### Extract
'''

One way publishers can increase their profits is to obtain as many rights to your work as possible, at the lowest cost possible. When writers, especially new freelancers, combine the fear of losing work and pay with their hunger for a first clip or penetration into a new market, they open the door for a publisher’s profit interests to govern a contract’s content.
In this way, freelance-writer agreements that include work-for-hire and all-rights provisions can obliterate your future income streams. Boost your confidence to negotiate on your own behalf by understanding these terms and knowing your options.
Transfer of copyright. Erik Sherman, freelance writer, photographer and chairman of the American Society of Journalists and Author’s Contract Committee, defines copyright as “the ownership of a certain arrangement of words that results in a particular expression of an idea.” All the rights that you may choose to transfer and hopefully get paid for spring from copyright. Once you transfer copyright, you’ve surrendered control over the uses of your work.
Work made for hire. Work-made-for-hire agreements (WMFH) are more restrictive than transfer of copyright alone, said Sherman. “Under such an agreement, not only do you transfer the copyright, but the publisher legally becomes the author of the piece. Barring contractual language to the contrary, the publisher does not even have the obligation of offering a byline or even a review of an article that can be radically changed. After all, the publisher is the author and can do as it wishes.”
All rights. Dian Killian, formerly senior organizer for the National Writers Union, distinguishes between two types of all-rights provisions. In an exclusive all-rights contract, you retain the copyright and remain the owner of the work, but you relinquish all rights to that work. You can’t sell it to someone else, authorize its use in another format or collect payment should it be used as the basis for a play, movie, video game or other product. Only the entity to which you transferred all rights can make and benefit from those deals.
A nonexclusive all-rights agreement allows both you and the publisher to exploit your work, sometimes after a certain period of time. However, publishers often can market your work better than you and perhaps reduce your sales opportunities. For example, if a print publisher archives your work online, you’ll be less able to sell that work to an Internet publication.
“Star Wars” contracts. When a contract gives the publisher the right to use your work “…in any and all media that has ever been or will ever be invented throughout the universe,” Killian says it’s a “Star Wars” contract. Publishers don’t want to find out in the future that they’re liable to writers for newly invented uses of material. They include the “Star Wars” language with the hope that, once the new medium becomes available, they won’t need to ask permission or pay more money for the new use.

'''

### Data listing
'''

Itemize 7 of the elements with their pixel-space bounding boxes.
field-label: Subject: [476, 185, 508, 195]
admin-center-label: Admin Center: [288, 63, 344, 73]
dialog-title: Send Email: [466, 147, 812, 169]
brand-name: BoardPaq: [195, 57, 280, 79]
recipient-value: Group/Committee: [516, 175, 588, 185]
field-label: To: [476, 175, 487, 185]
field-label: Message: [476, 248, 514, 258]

'''

### Brief 1
In the text on freelance contract terms, who legally becomes the author of a piece under a work-made-for-hire agreement?
### Brief 2
Continue the text on freelance contract terms from where it stops.

### Task result 1
The publisher.

### Task result 2
Inappropriate use of work made for hire. Copyright law spells out what is and is not a work made for hire. This arrangement functions especially well for technical writers because their work is specific, unlikely to have resale markets and appropriately compensated. On the other hand, freelance journalists make money by recycling their work. Because contracts that contain WMFH language transfer all rights, copyright and authorship to the publisher, they leave no moneymaking venues for the writer.
Your Options. Professional associations such as American Society of Journalists and Authors and NWU oppose the use and existence of WMFH and all-rights provisions in freelance agreements and suggest you:
* Negotiate for more pay, the sale of fewer rights, or both.
* Consult with writers who’ve written for the publisher and gather market information.
* Ask for a First North American Serial Rights contract because many publishers have multiple contracts.
* Question publishers about what they do with articles, then tell them why you want to retain certain rights.
* Request nonexclusive rights so that you and the publisher can market the work.
* Get contract advice from the NWU, which provides contract advisers for its members, or from ASJA, which will review contracts for members and for nonmembers on a limited basis.
If a publisher makes changes for you, you’ve helped yourself and the industry. But when changes aren’t forthcoming, you have a tough decision to make. Sherman summarizes the dilemma with pragmatism.
“While holding fast is good for the writing community — and has, even if you don’t realize it, influenced a number of major publishers to soften their demands — the idea is not to put yourself in a position where you can no longer live. If the wolf is at the door, and you cannot make ends meet this month without an all-rights contract, take care of yourself and your family, do the work, get paid, and live to fight smarter and harder next time.”
Jill Miller Zimon is a columnist and contributing editor for Cleveland Family magazine and writes about education reform for the KnowledgeWorks Foundation. Her op-eds, essays and features have appeared in The Plain Dealer, The Writer and Writer’s Digest.